Material supplied:
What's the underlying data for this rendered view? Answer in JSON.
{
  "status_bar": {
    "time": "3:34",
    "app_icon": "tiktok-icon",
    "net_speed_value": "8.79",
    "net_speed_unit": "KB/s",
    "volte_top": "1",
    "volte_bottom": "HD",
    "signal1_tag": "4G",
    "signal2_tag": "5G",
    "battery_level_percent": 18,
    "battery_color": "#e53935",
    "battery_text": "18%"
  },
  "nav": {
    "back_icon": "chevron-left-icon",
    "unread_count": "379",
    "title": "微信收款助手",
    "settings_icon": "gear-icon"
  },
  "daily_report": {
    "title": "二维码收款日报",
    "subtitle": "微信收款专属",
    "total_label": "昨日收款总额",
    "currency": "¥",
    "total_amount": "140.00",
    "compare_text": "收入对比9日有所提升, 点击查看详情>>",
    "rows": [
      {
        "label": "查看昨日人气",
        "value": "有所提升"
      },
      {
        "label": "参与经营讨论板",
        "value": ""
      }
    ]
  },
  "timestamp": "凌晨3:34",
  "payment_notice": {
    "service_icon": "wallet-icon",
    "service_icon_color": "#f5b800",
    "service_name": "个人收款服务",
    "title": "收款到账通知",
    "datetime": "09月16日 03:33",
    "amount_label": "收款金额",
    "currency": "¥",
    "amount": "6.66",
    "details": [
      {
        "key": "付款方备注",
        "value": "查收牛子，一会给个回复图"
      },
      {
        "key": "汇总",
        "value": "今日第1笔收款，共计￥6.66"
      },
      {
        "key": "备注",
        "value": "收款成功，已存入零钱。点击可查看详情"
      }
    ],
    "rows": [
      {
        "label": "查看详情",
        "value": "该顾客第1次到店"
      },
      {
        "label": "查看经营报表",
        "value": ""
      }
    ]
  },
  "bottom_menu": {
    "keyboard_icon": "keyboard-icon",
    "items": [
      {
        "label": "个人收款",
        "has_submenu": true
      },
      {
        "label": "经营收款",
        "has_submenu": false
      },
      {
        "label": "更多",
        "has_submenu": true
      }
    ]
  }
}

Short task:
Output the listing above word for word.

Output for this exercise:
What's the underlying data for this rendered view? Answer in JSON.
{
  "status_bar": {
    "time": "3:34",
    "app_icon": "tiktok-icon",
    "net_speed_value": "8.79",
    "net_speed_unit": "KB/s",
    "volte_top": "1",
    "volte_bottom": "HD",
    "signal1_tag": "4G",
    "signal2_tag": "5G",
    "battery_level_percent": 18,
    "battery_color": "#e53935",
    "battery_text": "18%"
  },
  "nav": {
    "back_icon": "chevron-left-icon",
    "unread_count": "379",
    "title": "微信收款助手",
    "settings_icon": "gear-icon"
  },
  "daily_report": {
    "title": "二维码收款日报",
    "subtitle": "微信收款专属",
    "total_label": "昨日收款总额",
    "currency": "¥",
    "total_amount": "140.00",
    "compare_text": "收入对比9日有所提升, 点击查看详情>>",
    "rows": [
      {
        "label": "查看昨日人气",
        "value": "有所提升"
      },
      {
        "label": "参与经营讨论板",
        "value": ""
      }
    ]
  },
  "timestamp": "凌晨3:34",
  "payment_notice": {
    "service_icon": "wallet-icon",
    "service_icon_color": "#f5b800",
    "service_name": "个人收款服务",
    "title": "收款到账通知",
    "datetime": "09月16日 03:33",
    "amount_label": "收款金额",
    "currency": "¥",
    "amount": "6.66",
    "details": [
      {
        "key": "付款方备注",
        "value": "查收牛子，一会给个回复图"
      },
      {
        "key": "汇总",
        "value": "今日第1笔收款，共计￥6.66"
      },
      {
        "key": "备注",
        "value": "收款成功，已存入零钱。点击可查看详情"
      }
    ],
    "rows": [
      {
        "label": "查看详情",
        "value": "该顾客第1次到店"
      },
      {
        "label": "查看经营报表",
        "value": ""
      }
    ]
  },
  "bottom_menu": {
    "keyboard_icon": "keyboard-icon",
    "items": [
      {
        "label": "个人收款",
        "has_submenu": true
      },
      {
        "label": "经营收款",
        "has_submenu": false
      },
      {
        "label": "更多",
        "has_submenu": true
      }
    ]
  }
}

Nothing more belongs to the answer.